**Work to be completed:** Copy out the data exactly, leaving the pictures behind.
* START *
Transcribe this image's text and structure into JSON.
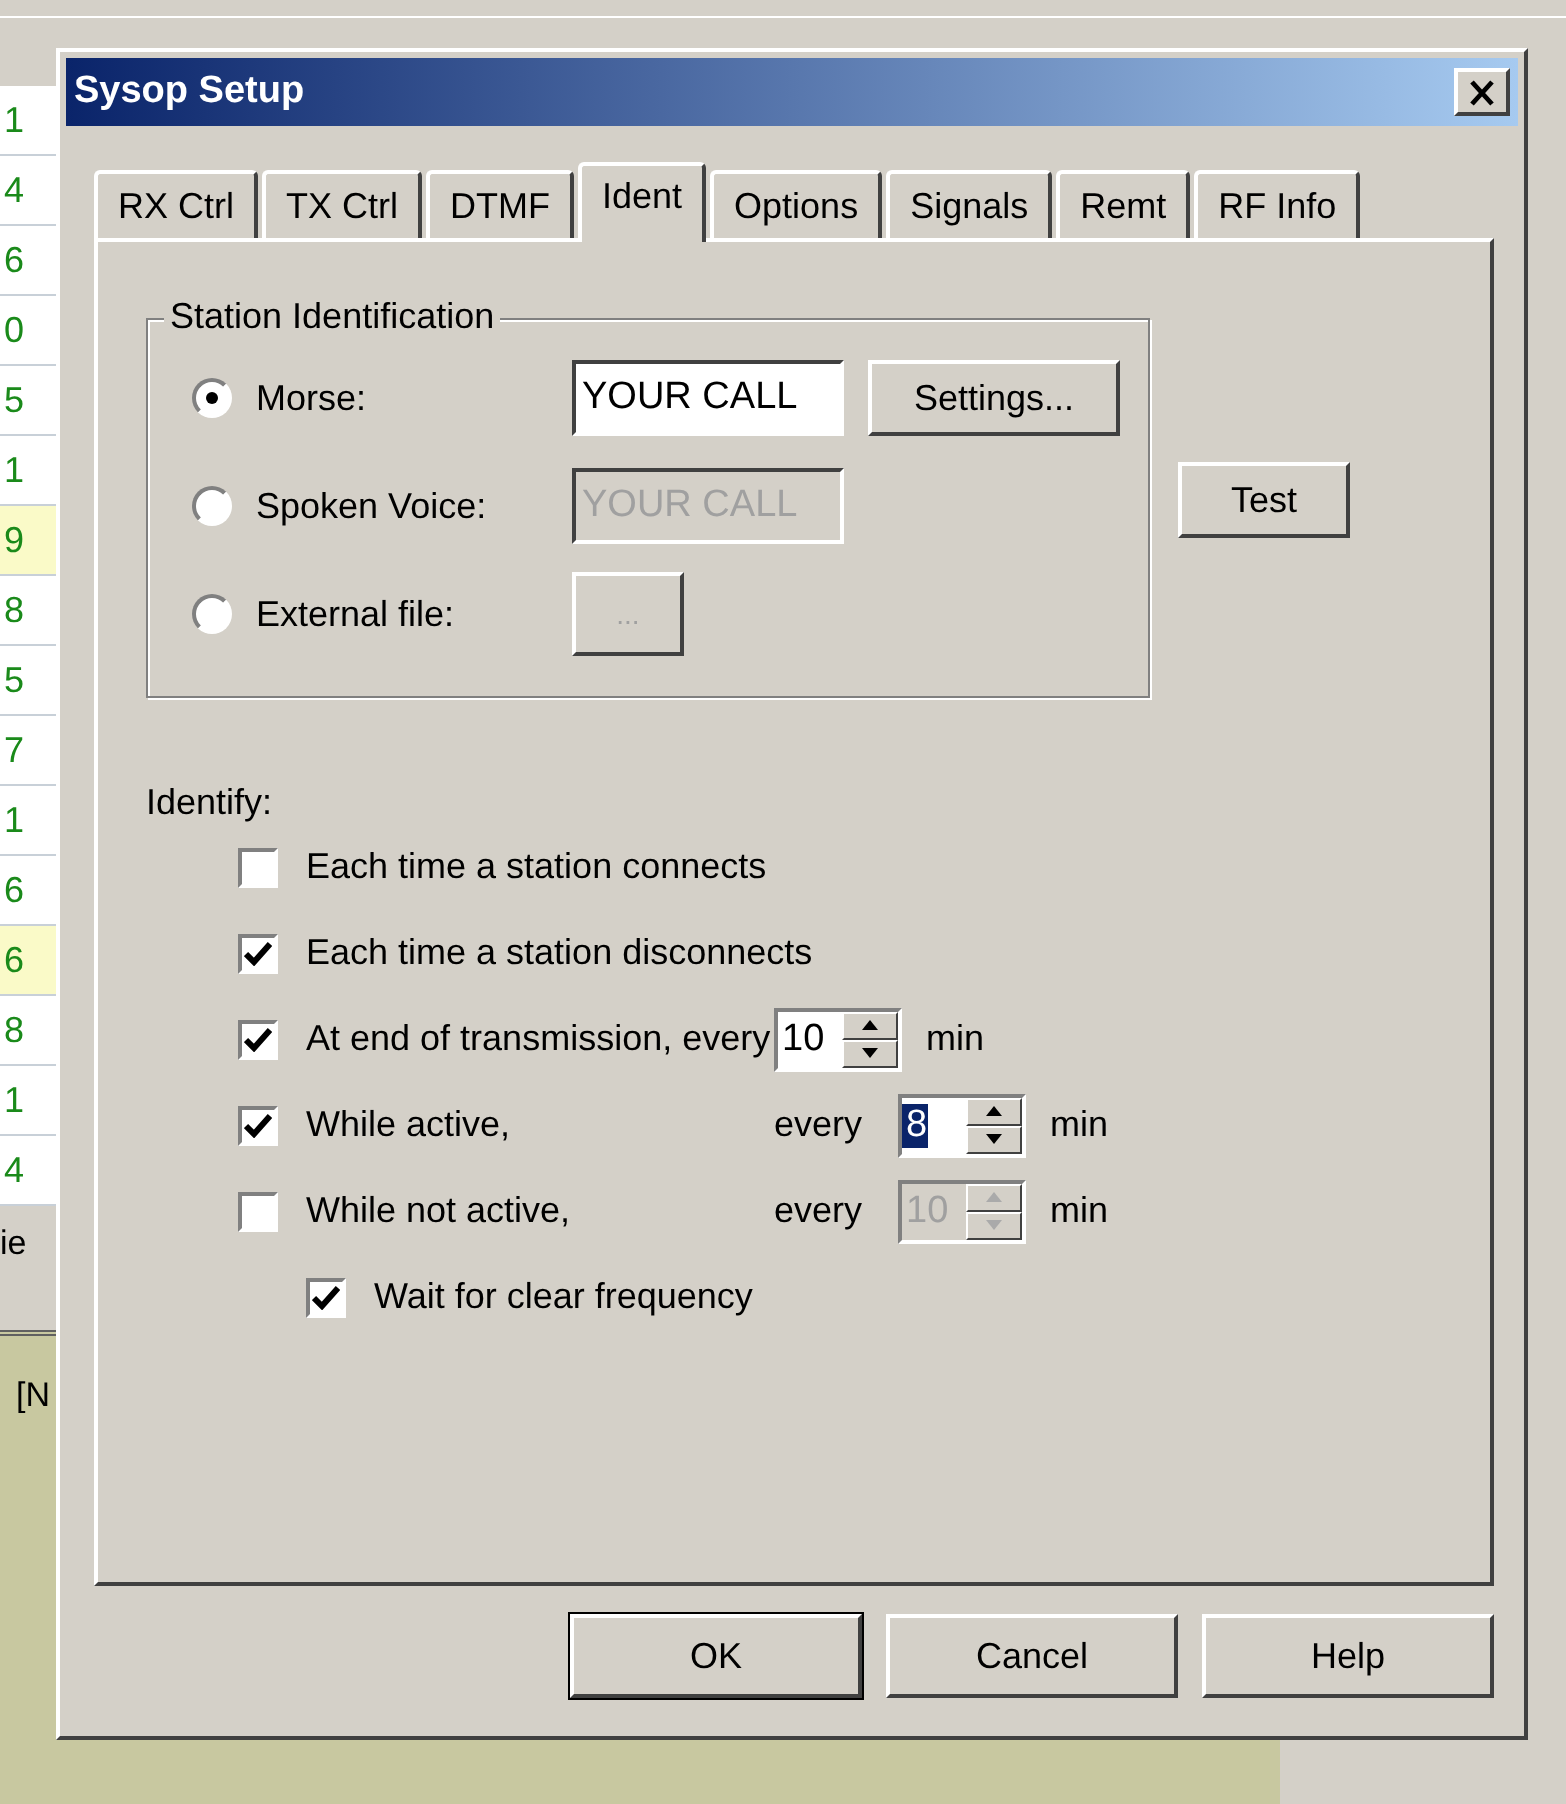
{
  "background": {
    "list": [
      {
        "text": "1",
        "highlighted": false
      },
      {
        "text": "4",
        "highlighted": false
      },
      {
        "text": "6",
        "highlighted": false
      },
      {
        "text": "0",
        "highlighted": false
      },
      {
        "text": "5",
        "highlighted": false
      },
      {
        "text": "1",
        "highlighted": false
      },
      {
        "text": "9",
        "highlighted": true
      },
      {
        "text": "8",
        "highlighted": false
      },
      {
        "text": "5",
        "highlighted": false
      },
      {
        "text": "7",
        "highlighted": false
      },
      {
        "text": "1",
        "highlighted": false
      },
      {
        "text": "6",
        "highlighted": false
      },
      {
        "text": "6",
        "highlighted": true
      },
      {
        "text": "8",
        "highlighted": false
      },
      {
        "text": "1",
        "highlighted": false
      },
      {
        "text": "4",
        "highlighted": false
      }
    ],
    "tab_fragment": "ie",
    "log_fragment": "[N"
  },
  "dialog": {
    "title": "Sysop Setup",
    "tabs": [
      {
        "label": "RX Ctrl",
        "selected": false
      },
      {
        "label": "TX Ctrl",
        "selected": false
      },
      {
        "label": "DTMF",
        "selected": false
      },
      {
        "label": "Ident",
        "selected": true
      },
      {
        "label": "Options",
        "selected": false
      },
      {
        "label": "Signals",
        "selected": false
      },
      {
        "label": "Remt",
        "selected": false
      },
      {
        "label": "RF Info",
        "selected": false
      }
    ],
    "station_identification": {
      "title": "Station Identification",
      "options": [
        {
          "kind": "field",
          "label": "Morse:",
          "selected": true,
          "value": "YOUR CALL",
          "disabled": false,
          "button": "Settings..."
        },
        {
          "kind": "field",
          "label": "Spoken Voice:",
          "selected": false,
          "value": "YOUR CALL",
          "disabled": true
        },
        {
          "kind": "file",
          "label": "External file:",
          "selected": false,
          "button": "...",
          "disabled": true
        }
      ]
    },
    "test_button": "Test",
    "identify": {
      "label": "Identify:",
      "items": [
        {
          "kind": "check",
          "label": "Each time a station connects",
          "checked": false
        },
        {
          "kind": "check",
          "label": "Each time a station disconnects",
          "checked": true
        },
        {
          "kind": "interval",
          "label": "At end of transmission, every",
          "checked": true,
          "value": "10",
          "disabled": false,
          "focused": false,
          "unit": "min"
        },
        {
          "kind": "interval",
          "label": "While active,",
          "every": "every",
          "checked": true,
          "value": "8",
          "disabled": false,
          "focused": true,
          "unit": "min"
        },
        {
          "kind": "interval",
          "label": "While not active,",
          "every": "every",
          "checked": false,
          "value": "10",
          "disabled": true,
          "focused": false,
          "unit": "min"
        },
        {
          "kind": "sub",
          "label": "Wait for clear frequency",
          "checked": true
        }
      ]
    },
    "buttons": [
      {
        "label": "OK",
        "default": true
      },
      {
        "label": "Cancel",
        "default": false
      },
      {
        "label": "Help",
        "default": false
      }
    ]
  }
}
* END *
**Response below:**
Transcribe this image's text and structure into JSON.
{
  "background": {
    "list": [
      {
        "text": "1",
        "highlighted": false
      },
      {
        "text": "4",
        "highlighted": false
      },
      {
        "text": "6",
        "highlighted": false
      },
      {
        "text": "0",
        "highlighted": false
      },
      {
        "text": "5",
        "highlighted": false
      },
      {
        "text": "1",
        "highlighted": false
      },
      {
        "text": "9",
        "highlighted": true
      },
      {
        "text": "8",
        "highlighted": false
      },
      {
        "text": "5",
        "highlighted": false
      },
      {
        "text": "7",
        "highlighted": false
      },
      {
        "text": "1",
        "highlighted": false
      },
      {
        "text": "6",
        "highlighted": false
      },
      {
        "text": "6",
        "highlighted": true
      },
      {
        "text": "8",
        "highlighted": false
      },
      {
        "text": "1",
        "highlighted": false
      },
      {
        "text": "4",
        "highlighted": false
      }
    ],
    "tab_fragment": "ie",
    "log_fragment": "[N"
  },
  "dialog": {
    "title": "Sysop Setup",
    "tabs": [
      {
        "label": "RX Ctrl",
        "selected": false
      },
      {
        "label": "TX Ctrl",
        "selected": false
      },
      {
        "label": "DTMF",
        "selected": false
      },
      {
        "label": "Ident",
        "selected": true
      },
      {
        "label": "Options",
        "selected": false
      },
      {
        "label": "Signals",
        "selected": false
      },
      {
        "label": "Remt",
        "selected": false
      },
      {
        "label": "RF Info",
        "selected": false
      }
    ],
    "station_identification": {
      "title": "Station Identification",
      "options": [
        {
          "kind": "field",
          "label": "Morse:",
          "selected": true,
          "value": "YOUR CALL",
          "disabled": false,
          "button": "Settings..."
        },
        {
          "kind": "field",
          "label": "Spoken Voice:",
          "selected": false,
          "value": "YOUR CALL",
          "disabled": true
        },
        {
          "kind": "file",
          "label": "External file:",
          "selected": false,
          "button": "...",
          "disabled": true
        }
      ]
    },
    "test_button": "Test",
    "identify": {
      "label": "Identify:",
      "items": [
        {
          "kind": "check",
          "label": "Each time a station connects",
          "checked": false
        },
        {
          "kind": "check",
          "label": "Each time a station disconnects",
          "checked": true
        },
        {
          "kind": "interval",
          "label": "At end of transmission, every",
          "checked": true,
          "value": "10",
          "disabled": false,
          "focused": false,
          "unit": "min"
        },
        {
          "kind": "interval",
          "label": "While active,",
          "every": "every",
          "checked": true,
          "value": "8",
          "disabled": false,
          "focused": true,
          "unit": "min"
        },
        {
          "kind": "interval",
          "label": "While not active,",
          "every": "every",
          "checked": false,
          "value": "10",
          "disabled": true,
          "focused": false,
          "unit": "min"
        },
        {
          "kind": "sub",
          "label": "Wait for clear frequency",
          "checked": true
        }
      ]
    },
    "buttons": [
      {
        "label": "OK",
        "default": true
      },
      {
        "label": "Cancel",
        "default": false
      },
      {
        "label": "Help",
        "default": false
      }
    ]
  }
}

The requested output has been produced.